▸ **Description of the task**
Please report, copied in full, each line below that contains the word "with".

[Layout annotation data]

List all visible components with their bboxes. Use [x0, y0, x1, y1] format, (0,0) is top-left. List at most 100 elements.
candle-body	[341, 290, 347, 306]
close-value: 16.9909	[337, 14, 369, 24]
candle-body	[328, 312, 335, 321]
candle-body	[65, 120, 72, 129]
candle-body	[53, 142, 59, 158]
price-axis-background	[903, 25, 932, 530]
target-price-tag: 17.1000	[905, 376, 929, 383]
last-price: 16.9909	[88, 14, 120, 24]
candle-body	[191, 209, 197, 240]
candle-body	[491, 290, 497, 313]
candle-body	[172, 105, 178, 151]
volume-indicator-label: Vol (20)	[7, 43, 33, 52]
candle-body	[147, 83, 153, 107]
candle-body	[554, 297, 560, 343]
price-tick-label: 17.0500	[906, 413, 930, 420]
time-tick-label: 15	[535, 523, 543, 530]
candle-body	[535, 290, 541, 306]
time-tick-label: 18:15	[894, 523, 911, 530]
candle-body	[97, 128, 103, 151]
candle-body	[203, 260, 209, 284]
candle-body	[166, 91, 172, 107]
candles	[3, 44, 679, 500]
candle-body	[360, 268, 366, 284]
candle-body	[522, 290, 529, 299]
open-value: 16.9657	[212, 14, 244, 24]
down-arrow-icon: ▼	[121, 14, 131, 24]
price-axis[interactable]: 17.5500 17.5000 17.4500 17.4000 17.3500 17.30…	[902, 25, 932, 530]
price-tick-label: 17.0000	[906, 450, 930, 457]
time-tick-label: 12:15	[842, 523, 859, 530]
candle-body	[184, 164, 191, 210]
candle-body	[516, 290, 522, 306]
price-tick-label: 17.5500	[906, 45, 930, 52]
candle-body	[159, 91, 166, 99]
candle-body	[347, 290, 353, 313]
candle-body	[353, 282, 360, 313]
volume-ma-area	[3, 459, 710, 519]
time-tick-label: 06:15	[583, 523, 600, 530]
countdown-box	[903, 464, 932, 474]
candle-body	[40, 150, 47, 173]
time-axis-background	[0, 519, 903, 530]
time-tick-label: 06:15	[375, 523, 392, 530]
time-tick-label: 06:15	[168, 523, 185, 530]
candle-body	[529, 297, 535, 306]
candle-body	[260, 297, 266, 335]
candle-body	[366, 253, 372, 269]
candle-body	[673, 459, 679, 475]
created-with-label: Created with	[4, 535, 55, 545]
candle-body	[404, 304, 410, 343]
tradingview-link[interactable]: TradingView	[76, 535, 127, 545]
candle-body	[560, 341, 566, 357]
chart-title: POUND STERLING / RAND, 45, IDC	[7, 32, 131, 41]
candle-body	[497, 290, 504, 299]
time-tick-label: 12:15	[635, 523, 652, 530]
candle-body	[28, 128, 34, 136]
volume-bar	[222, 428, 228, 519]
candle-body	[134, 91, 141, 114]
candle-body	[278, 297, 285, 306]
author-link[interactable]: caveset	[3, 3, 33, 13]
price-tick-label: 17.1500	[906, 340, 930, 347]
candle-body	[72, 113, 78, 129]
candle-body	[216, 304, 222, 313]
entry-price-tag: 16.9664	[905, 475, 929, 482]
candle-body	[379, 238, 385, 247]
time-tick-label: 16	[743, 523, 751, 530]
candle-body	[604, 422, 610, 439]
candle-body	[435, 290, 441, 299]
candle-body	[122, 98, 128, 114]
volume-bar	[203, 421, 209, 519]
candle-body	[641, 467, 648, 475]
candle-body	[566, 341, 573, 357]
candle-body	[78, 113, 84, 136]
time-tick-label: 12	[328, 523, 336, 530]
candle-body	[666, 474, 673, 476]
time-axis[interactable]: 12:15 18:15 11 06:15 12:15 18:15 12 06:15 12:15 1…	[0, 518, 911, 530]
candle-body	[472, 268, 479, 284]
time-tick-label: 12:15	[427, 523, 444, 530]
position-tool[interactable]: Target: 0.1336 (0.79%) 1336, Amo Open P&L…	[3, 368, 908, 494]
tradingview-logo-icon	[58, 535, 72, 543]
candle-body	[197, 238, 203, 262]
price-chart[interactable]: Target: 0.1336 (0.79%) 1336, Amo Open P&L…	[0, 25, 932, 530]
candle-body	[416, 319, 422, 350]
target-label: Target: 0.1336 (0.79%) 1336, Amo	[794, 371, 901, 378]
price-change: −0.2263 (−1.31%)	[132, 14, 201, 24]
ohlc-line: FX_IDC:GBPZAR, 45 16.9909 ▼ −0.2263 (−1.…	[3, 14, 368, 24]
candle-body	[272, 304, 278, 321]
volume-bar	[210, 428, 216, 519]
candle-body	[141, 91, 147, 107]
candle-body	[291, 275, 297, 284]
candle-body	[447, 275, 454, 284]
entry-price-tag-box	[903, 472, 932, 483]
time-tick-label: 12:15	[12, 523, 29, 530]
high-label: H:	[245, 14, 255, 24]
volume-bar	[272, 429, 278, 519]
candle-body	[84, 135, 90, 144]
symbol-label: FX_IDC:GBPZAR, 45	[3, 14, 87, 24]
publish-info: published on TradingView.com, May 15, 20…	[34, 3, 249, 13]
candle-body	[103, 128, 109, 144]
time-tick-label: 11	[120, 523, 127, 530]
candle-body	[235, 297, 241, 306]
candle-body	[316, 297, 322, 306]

▸ **Response to the task**
List all visible components with their bboxes. Use [x0, y0, x1, y1] format, (0,0) is top-left. List at most 100 elements.
created-with-label: Created with	[4, 535, 55, 545]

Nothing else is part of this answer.